Required task: Retype the lines from the first one through the line containing "146, 326, 166]" without changing anything.
+++
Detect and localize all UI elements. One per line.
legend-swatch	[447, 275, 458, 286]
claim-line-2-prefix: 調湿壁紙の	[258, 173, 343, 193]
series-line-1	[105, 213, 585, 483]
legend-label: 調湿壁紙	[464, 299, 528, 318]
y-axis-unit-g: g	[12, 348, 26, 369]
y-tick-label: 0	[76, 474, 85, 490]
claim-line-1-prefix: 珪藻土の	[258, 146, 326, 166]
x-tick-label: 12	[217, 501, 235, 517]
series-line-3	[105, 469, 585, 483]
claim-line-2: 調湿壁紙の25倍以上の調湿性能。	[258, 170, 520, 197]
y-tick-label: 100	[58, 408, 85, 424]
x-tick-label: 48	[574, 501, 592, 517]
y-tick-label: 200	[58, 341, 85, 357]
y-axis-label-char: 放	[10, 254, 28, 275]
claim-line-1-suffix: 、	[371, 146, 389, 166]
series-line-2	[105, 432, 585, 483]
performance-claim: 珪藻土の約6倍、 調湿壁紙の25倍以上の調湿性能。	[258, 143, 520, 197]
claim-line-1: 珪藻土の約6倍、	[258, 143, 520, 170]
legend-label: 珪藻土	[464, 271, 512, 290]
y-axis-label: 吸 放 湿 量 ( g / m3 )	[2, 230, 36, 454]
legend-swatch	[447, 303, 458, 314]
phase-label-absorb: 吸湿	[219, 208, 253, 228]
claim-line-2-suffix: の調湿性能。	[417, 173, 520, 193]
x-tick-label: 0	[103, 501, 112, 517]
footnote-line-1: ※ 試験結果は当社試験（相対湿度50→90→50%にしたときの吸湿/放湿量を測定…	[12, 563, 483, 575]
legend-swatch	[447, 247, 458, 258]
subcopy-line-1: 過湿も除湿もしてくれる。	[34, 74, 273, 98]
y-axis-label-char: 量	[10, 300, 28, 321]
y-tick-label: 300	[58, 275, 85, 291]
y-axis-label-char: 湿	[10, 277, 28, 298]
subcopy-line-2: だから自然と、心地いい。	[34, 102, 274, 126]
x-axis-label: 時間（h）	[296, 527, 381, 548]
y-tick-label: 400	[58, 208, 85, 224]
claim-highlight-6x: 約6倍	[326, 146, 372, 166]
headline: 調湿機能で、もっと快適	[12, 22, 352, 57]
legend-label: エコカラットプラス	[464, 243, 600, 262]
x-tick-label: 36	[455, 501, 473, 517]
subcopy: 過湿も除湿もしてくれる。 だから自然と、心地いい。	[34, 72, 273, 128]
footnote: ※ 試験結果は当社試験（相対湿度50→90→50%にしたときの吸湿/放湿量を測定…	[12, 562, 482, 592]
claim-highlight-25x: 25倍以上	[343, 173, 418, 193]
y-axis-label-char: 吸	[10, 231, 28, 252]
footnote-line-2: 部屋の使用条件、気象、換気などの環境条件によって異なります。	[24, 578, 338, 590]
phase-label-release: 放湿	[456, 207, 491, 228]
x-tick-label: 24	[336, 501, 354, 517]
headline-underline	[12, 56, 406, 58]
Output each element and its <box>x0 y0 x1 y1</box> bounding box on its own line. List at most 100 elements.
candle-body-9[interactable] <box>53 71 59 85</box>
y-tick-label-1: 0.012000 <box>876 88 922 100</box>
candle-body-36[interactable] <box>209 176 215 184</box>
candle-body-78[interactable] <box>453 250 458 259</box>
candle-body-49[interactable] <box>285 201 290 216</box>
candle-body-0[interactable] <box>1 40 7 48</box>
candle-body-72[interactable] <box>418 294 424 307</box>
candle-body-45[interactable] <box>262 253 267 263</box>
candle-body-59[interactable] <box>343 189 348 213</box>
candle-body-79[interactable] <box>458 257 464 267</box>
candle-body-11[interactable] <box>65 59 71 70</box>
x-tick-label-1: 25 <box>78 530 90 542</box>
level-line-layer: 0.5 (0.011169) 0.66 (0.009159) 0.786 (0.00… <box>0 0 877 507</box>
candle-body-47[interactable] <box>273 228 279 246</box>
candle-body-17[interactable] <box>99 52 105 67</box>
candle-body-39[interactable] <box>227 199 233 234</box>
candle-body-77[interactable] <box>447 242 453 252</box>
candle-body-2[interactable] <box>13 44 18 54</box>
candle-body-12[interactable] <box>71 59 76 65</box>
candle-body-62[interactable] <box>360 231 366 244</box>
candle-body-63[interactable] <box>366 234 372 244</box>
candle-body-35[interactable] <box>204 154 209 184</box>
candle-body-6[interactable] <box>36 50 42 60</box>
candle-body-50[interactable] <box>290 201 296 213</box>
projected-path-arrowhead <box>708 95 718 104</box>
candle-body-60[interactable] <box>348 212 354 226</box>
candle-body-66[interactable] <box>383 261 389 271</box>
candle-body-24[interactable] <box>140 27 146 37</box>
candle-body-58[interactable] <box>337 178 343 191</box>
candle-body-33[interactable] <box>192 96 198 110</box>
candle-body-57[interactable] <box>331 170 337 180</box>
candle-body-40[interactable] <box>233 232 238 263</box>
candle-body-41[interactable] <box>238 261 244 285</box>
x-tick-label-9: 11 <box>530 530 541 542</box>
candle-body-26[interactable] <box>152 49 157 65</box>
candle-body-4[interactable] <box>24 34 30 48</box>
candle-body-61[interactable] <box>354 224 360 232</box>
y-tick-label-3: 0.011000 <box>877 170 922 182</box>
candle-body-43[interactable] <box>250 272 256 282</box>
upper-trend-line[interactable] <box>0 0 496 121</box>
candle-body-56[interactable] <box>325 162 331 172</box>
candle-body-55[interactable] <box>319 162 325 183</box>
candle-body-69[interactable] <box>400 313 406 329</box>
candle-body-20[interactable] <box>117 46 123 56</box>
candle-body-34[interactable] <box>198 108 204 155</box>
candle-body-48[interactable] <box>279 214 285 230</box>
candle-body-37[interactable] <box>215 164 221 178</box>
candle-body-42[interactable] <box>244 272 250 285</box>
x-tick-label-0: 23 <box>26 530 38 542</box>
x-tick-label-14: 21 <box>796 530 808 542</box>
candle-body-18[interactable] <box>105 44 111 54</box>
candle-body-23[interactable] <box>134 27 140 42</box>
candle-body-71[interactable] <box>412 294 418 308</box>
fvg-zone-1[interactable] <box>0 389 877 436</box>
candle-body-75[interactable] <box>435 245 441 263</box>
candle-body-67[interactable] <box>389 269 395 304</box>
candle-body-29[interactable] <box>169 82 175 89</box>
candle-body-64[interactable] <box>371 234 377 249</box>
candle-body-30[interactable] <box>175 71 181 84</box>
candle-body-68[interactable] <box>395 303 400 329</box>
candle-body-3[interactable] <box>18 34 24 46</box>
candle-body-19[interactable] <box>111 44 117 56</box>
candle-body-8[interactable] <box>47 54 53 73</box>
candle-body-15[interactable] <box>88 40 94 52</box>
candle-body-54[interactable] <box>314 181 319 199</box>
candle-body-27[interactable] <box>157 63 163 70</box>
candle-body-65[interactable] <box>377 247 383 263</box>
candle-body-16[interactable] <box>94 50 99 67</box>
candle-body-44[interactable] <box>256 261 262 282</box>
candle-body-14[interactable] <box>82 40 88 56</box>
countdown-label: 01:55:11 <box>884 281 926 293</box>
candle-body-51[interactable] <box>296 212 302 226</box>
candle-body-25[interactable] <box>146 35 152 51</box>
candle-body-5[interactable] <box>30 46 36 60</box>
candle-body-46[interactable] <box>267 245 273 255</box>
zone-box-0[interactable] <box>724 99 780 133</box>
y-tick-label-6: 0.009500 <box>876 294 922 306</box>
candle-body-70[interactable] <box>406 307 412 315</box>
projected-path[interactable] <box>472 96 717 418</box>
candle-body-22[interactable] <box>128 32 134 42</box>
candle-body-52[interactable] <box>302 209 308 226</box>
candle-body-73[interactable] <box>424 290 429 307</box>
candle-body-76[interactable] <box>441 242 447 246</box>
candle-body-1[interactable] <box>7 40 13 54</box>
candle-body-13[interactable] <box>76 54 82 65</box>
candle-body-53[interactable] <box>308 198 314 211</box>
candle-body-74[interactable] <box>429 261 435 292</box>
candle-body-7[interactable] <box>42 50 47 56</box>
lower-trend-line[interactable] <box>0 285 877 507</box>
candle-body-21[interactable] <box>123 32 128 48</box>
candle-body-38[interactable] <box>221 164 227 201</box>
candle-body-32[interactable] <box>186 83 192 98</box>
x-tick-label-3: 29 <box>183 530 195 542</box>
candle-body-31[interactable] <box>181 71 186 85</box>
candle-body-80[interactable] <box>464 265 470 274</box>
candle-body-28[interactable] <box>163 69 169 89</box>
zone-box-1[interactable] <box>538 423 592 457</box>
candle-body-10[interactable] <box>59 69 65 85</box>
+++
Correct result:
Detect and localize all UI elements. One per line.
legend-swatch	[447, 275, 458, 286]
claim-line-2-prefix: 調湿壁紙の	[258, 173, 343, 193]
series-line-1	[105, 213, 585, 483]
legend-label: 調湿壁紙	[464, 299, 528, 318]
y-axis-unit-g: g	[12, 348, 26, 369]
y-tick-label: 0	[76, 474, 85, 490]
claim-line-1-prefix: 珪藻土の	[258, 146, 326, 166]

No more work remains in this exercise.